● **Requirement**
Return the records that follow unaltered. Omit every picture.

● **Collected data**
-----

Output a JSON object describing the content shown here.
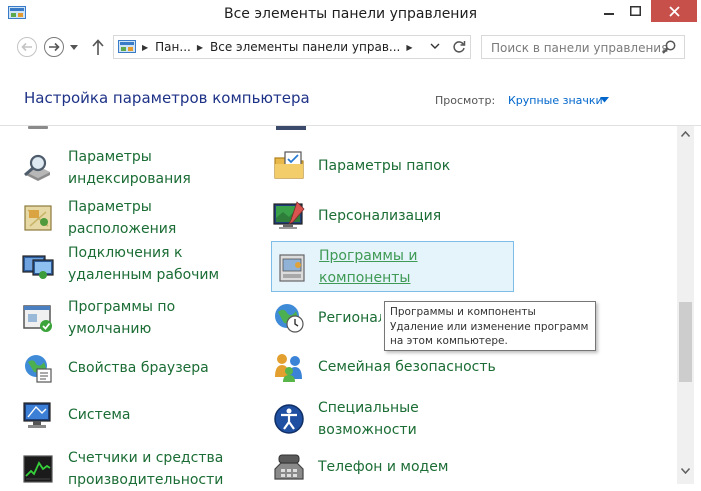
{
  "window": {
    "title": "Все элементы панели управления"
  },
  "address": {
    "crumbs": [
      "Пан...",
      "Все элементы панели управ..."
    ],
    "search_placeholder": "Поиск в панели управления"
  },
  "header": {
    "title": "Настройка параметров компьютера",
    "view_label": "Просмотр:",
    "view_value": "Крупные значки"
  },
  "items_left": [
    {
      "label": "Параметры\nиндексирования",
      "icon": "indexing-options-icon"
    },
    {
      "label": "Параметры\nрасположения",
      "icon": "location-settings-icon"
    },
    {
      "label": "Подключения к\nудаленным рабочим",
      "icon": "remote-desktop-icon"
    },
    {
      "label": "Программы по\nумолчанию",
      "icon": "default-programs-icon"
    },
    {
      "label": "Свойства браузера",
      "icon": "internet-options-icon"
    },
    {
      "label": "Система",
      "icon": "system-icon"
    },
    {
      "label": "Счетчики и средства\nпроизводительности",
      "icon": "performance-icon"
    }
  ],
  "items_right": [
    {
      "label": "Параметры папок",
      "icon": "folder-options-icon"
    },
    {
      "label": "Персонализация",
      "icon": "personalization-icon"
    },
    {
      "label": "Программы и\nкомпоненты",
      "icon": "programs-features-icon",
      "highlighted": true
    },
    {
      "label": "Региональные стандарты",
      "icon": "region-icon"
    },
    {
      "label": "Семейная безопасность",
      "icon": "family-safety-icon"
    },
    {
      "label": "Специальные\nвозможности",
      "icon": "ease-of-access-icon"
    },
    {
      "label": "Телефон и модем",
      "icon": "phone-modem-icon"
    }
  ],
  "tooltip": {
    "title": "Программы и компоненты",
    "line1": "Удаление или изменение программ",
    "line2": "на этом компьютере."
  },
  "colors": {
    "close_button": "#c7504b",
    "link": "#1b6d35",
    "header": "#1e3287"
  }
}
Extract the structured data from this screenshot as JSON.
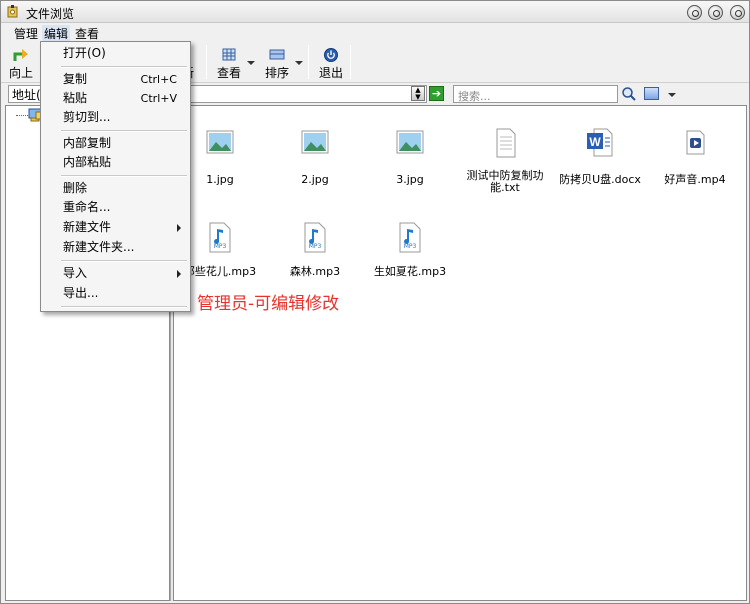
{
  "window": {
    "title": "文件浏览"
  },
  "menubar": {
    "items": [
      "管理",
      "编辑",
      "查看"
    ]
  },
  "toolbar": {
    "up_label": "向上",
    "refresh_label_partial": "新",
    "view_label": "查看",
    "sort_label": "排序",
    "exit_label": "退出"
  },
  "addressbar": {
    "label": "地址(",
    "search_placeholder": "搜索..."
  },
  "edit_menu": {
    "open": "打开(O)",
    "copy": "复制",
    "copy_shortcut": "Ctrl+C",
    "paste": "粘贴",
    "paste_shortcut": "Ctrl+V",
    "cut_to": "剪切到...",
    "internal_copy": "内部复制",
    "internal_paste": "内部粘贴",
    "delete": "删除",
    "rename": "重命名...",
    "new_file": "新建文件",
    "new_folder": "新建文件夹...",
    "import": "导入",
    "export": "导出..."
  },
  "files": [
    {
      "name": "1.jpg",
      "icon": "image-icon"
    },
    {
      "name": "2.jpg",
      "icon": "image-icon"
    },
    {
      "name": "3.jpg",
      "icon": "image-icon"
    },
    {
      "name": "测试中防复制功能.txt",
      "icon": "text-file-icon"
    },
    {
      "name": "防拷贝U盘.docx",
      "icon": "word-icon"
    },
    {
      "name": "好声音.mp4",
      "icon": "video-icon"
    },
    {
      "name": "那些花儿.mp3",
      "icon": "mp3-icon"
    },
    {
      "name": "森林.mp3",
      "icon": "mp3-icon"
    },
    {
      "name": "生如夏花.mp3",
      "icon": "mp3-icon"
    }
  ],
  "overlay": {
    "text": "管理员-可编辑修改"
  },
  "colors": {
    "overlay_text": "#e8322d",
    "menu_highlight": "#d9e4f5"
  }
}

-----

● **Written answer**
Output a JSON object describing the content shown here.
{
  "window": {
    "title": "Все элементы панели управления"
  },
  "address": {
    "crumbs": [
      "Пан...",
      "Все элементы панели управ..."
    ],
    "search_placeholder": "Поиск в панели управления"
  },
  "header": {
    "title": "Настройка параметров компьютера",
    "view_label": "Просмотр:",
    "view_value": "Крупные значки"
  },
  "items_left": [
    {
      "label": "Параметры\nиндексирования",
      "icon": "indexing-options-icon"
    },
    {
      "label": "Параметры\nрасположения",
      "icon": "location-settings-icon"
    },
    {
      "label": "Подключения к\nудаленным рабочим",
      "icon": "remote-desktop-icon"
    },
    {
      "label": "Программы по\nумолчанию",
      "icon": "default-programs-icon"
    },
    {
      "label": "Свойства браузера",
      "icon": "internet-options-icon"
    },
    {
      "label": "Система",
      "icon": "system-icon"
    },
    {
      "label": "Счетчики и средства\nпроизводительности",
      "icon": "performance-icon"
    }
  ],
  "items_right": [
    {
      "label": "Параметры папок",
      "icon": "folder-options-icon"
    },
    {
      "label": "Персонализация",
      "icon": "personalization-icon"
    },
    {
      "label": "Программы и\nкомпоненты",
      "icon": "programs-features-icon",
      "highlighted": true
    },
    {
      "label": "Региональные стандарты",
      "icon": "region-icon"
    },
    {
      "label": "Семейная безопасность",
      "icon": "family-safety-icon"
    },
    {
      "label": "Специальные\nвозможности",
      "icon": "ease-of-access-icon"
    },
    {
      "label": "Телефон и модем",
      "icon": "phone-modem-icon"
    }
  ],
  "tooltip": {
    "title": "Программы и компоненты",
    "line1": "Удаление или изменение программ",
    "line2": "на этом компьютере."
  },
  "colors": {
    "close_button": "#c7504b",
    "link": "#1b6d35",
    "header": "#1e3287"
  }
}
Extract the structured data from this screenshot as JSON.
{
  "window": {
    "title": "文件浏览"
  },
  "menubar": {
    "items": [
      "管理",
      "编辑",
      "查看"
    ]
  },
  "toolbar": {
    "up_label": "向上",
    "refresh_label_partial": "新",
    "view_label": "查看",
    "sort_label": "排序",
    "exit_label": "退出"
  },
  "addressbar": {
    "label": "地址(",
    "search_placeholder": "搜索..."
  },
  "edit_menu": {
    "open": "打开(O)",
    "copy": "复制",
    "copy_shortcut": "Ctrl+C",
    "paste": "粘贴",
    "paste_shortcut": "Ctrl+V",
    "cut_to": "剪切到...",
    "internal_copy": "内部复制",
    "internal_paste": "内部粘贴",
    "delete": "删除",
    "rename": "重命名...",
    "new_file": "新建文件",
    "new_folder": "新建文件夹...",
    "import": "导入",
    "export": "导出..."
  },
  "files": [
    {
      "name": "1.jpg",
      "icon": "image-icon"
    },
    {
      "name": "2.jpg",
      "icon": "image-icon"
    },
    {
      "name": "3.jpg",
      "icon": "image-icon"
    },
    {
      "name": "测试中防复制功能.txt",
      "icon": "text-file-icon"
    },
    {
      "name": "防拷贝U盘.docx",
      "icon": "word-icon"
    },
    {
      "name": "好声音.mp4",
      "icon": "video-icon"
    },
    {
      "name": "那些花儿.mp3",
      "icon": "mp3-icon"
    },
    {
      "name": "森林.mp3",
      "icon": "mp3-icon"
    },
    {
      "name": "生如夏花.mp3",
      "icon": "mp3-icon"
    }
  ],
  "overlay": {
    "text": "管理员-可编辑修改"
  },
  "colors": {
    "overlay_text": "#e8322d",
    "menu_highlight": "#d9e4f5"
  }
}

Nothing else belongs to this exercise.